- _WHAT YOU SHOULD DO_:
Look through the records below and collect all lines that hold the string "structured".

- _EXTRACTED DATA_:
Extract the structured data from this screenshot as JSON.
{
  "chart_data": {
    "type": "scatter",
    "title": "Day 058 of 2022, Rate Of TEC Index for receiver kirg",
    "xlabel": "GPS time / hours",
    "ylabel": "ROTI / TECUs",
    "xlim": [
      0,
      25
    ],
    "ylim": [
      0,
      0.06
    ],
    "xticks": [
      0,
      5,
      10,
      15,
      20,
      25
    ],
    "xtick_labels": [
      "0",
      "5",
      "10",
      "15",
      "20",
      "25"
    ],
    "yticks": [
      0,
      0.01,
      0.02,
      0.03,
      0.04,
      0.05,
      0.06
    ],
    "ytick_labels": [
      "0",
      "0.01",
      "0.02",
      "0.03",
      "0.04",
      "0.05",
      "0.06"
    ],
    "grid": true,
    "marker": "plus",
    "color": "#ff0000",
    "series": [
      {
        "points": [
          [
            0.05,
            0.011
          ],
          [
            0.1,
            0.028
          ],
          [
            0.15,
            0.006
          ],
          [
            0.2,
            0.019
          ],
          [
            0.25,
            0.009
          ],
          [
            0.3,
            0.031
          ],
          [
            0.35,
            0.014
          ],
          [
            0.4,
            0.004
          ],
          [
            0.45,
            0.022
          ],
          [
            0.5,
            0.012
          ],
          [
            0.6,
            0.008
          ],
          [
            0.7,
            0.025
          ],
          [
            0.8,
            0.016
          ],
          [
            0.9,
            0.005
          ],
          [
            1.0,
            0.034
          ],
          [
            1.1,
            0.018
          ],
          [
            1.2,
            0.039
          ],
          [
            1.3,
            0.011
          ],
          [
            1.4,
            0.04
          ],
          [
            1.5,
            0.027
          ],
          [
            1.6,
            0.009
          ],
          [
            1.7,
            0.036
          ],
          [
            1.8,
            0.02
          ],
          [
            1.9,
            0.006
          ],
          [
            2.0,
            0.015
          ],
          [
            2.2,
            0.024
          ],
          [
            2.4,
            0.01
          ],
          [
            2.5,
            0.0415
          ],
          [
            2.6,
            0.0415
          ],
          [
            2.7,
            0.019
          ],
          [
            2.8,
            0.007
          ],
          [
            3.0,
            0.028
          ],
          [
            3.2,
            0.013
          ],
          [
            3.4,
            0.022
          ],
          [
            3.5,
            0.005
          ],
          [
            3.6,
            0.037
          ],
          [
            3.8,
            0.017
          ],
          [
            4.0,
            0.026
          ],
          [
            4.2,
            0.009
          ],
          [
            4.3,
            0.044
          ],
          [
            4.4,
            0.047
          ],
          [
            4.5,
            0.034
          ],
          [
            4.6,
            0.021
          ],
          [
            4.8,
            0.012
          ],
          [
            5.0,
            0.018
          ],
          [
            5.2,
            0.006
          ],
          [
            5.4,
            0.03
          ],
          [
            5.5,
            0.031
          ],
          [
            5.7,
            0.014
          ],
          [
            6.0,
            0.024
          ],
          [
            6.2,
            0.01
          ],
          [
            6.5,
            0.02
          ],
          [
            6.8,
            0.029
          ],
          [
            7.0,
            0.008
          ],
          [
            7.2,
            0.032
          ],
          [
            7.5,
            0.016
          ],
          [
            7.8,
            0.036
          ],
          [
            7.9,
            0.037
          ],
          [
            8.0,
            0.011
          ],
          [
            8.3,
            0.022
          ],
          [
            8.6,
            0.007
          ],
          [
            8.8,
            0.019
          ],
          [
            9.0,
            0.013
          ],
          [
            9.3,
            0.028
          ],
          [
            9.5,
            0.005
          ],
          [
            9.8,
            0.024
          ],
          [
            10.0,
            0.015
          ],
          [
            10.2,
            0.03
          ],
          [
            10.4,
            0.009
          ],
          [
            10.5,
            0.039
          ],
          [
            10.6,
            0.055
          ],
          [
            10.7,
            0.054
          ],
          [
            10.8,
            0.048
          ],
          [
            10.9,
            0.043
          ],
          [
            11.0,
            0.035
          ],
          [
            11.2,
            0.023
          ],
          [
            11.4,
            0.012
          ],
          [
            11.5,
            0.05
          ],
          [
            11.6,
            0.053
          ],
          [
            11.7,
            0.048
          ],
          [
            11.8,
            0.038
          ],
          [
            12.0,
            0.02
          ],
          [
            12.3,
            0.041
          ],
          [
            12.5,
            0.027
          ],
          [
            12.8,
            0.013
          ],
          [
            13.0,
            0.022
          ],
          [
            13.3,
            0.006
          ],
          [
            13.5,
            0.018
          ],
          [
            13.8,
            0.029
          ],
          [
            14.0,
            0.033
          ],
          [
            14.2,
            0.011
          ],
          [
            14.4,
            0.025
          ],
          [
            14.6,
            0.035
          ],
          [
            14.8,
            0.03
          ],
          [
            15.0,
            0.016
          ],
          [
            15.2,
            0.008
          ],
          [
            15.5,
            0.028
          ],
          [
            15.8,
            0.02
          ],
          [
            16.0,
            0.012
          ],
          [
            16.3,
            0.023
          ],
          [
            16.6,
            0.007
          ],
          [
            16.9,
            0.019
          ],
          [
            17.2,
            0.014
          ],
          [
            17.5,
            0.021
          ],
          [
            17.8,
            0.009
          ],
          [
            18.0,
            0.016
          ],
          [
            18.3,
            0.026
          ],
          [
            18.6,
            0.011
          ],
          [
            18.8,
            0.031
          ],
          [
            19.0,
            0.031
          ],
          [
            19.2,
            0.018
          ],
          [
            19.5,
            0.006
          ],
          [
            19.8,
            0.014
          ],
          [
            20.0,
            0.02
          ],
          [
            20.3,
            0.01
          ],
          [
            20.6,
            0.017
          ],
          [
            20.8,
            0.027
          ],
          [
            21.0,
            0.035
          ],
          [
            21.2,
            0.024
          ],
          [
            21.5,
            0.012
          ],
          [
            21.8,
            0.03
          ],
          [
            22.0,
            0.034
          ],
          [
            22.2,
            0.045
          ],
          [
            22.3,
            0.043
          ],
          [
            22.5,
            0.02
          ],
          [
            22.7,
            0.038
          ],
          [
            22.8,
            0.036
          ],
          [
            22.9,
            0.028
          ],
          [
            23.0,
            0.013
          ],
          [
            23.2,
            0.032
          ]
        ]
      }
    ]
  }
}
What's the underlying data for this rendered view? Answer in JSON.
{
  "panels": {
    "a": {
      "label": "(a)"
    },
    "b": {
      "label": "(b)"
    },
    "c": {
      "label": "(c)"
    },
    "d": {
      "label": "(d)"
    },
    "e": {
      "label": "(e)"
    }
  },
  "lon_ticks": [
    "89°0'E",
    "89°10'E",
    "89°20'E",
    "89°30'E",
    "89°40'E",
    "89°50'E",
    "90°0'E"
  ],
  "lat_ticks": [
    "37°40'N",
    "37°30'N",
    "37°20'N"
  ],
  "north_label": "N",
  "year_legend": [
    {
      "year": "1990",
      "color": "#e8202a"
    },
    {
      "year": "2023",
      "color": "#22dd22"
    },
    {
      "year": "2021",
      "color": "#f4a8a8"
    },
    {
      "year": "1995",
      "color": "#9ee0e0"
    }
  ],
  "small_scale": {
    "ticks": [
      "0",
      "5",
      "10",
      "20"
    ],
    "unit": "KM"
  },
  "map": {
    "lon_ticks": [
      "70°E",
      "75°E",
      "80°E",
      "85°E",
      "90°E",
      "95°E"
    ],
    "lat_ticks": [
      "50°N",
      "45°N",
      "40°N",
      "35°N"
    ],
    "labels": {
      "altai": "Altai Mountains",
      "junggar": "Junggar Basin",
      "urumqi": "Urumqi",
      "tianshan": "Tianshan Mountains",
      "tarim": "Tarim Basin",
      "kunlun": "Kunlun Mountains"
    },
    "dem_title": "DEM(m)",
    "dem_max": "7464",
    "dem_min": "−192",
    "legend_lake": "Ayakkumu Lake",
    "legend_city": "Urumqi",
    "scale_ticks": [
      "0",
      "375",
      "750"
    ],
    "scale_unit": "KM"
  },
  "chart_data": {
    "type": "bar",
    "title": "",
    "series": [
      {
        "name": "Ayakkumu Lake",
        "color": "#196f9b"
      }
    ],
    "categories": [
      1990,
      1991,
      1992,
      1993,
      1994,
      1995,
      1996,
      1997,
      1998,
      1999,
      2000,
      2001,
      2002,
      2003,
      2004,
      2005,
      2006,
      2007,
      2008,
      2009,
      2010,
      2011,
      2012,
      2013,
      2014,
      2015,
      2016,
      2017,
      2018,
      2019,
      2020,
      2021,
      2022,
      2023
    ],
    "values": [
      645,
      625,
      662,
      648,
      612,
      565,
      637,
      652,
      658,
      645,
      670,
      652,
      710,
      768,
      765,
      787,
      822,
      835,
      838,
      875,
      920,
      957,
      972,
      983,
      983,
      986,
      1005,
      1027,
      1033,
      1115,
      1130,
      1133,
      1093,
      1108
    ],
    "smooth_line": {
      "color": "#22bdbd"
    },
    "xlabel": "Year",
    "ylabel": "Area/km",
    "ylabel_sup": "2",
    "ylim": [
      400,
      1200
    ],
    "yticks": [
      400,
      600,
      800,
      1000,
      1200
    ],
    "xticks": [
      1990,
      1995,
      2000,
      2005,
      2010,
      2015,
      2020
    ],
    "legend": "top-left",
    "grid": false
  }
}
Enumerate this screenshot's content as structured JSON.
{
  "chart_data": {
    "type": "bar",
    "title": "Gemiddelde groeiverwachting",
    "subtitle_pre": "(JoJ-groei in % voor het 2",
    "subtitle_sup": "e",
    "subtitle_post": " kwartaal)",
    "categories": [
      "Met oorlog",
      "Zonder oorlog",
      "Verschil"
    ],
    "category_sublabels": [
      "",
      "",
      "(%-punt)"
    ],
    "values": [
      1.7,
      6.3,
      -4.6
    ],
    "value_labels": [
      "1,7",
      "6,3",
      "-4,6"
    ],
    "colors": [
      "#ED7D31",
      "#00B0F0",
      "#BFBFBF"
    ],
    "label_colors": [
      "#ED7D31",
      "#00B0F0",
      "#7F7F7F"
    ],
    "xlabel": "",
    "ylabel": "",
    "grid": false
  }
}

- _ANSWER TO THE TASK_:
Extract the structured data from this screenshot as JSON.
Enumerate this screenshot's content as structured JSON.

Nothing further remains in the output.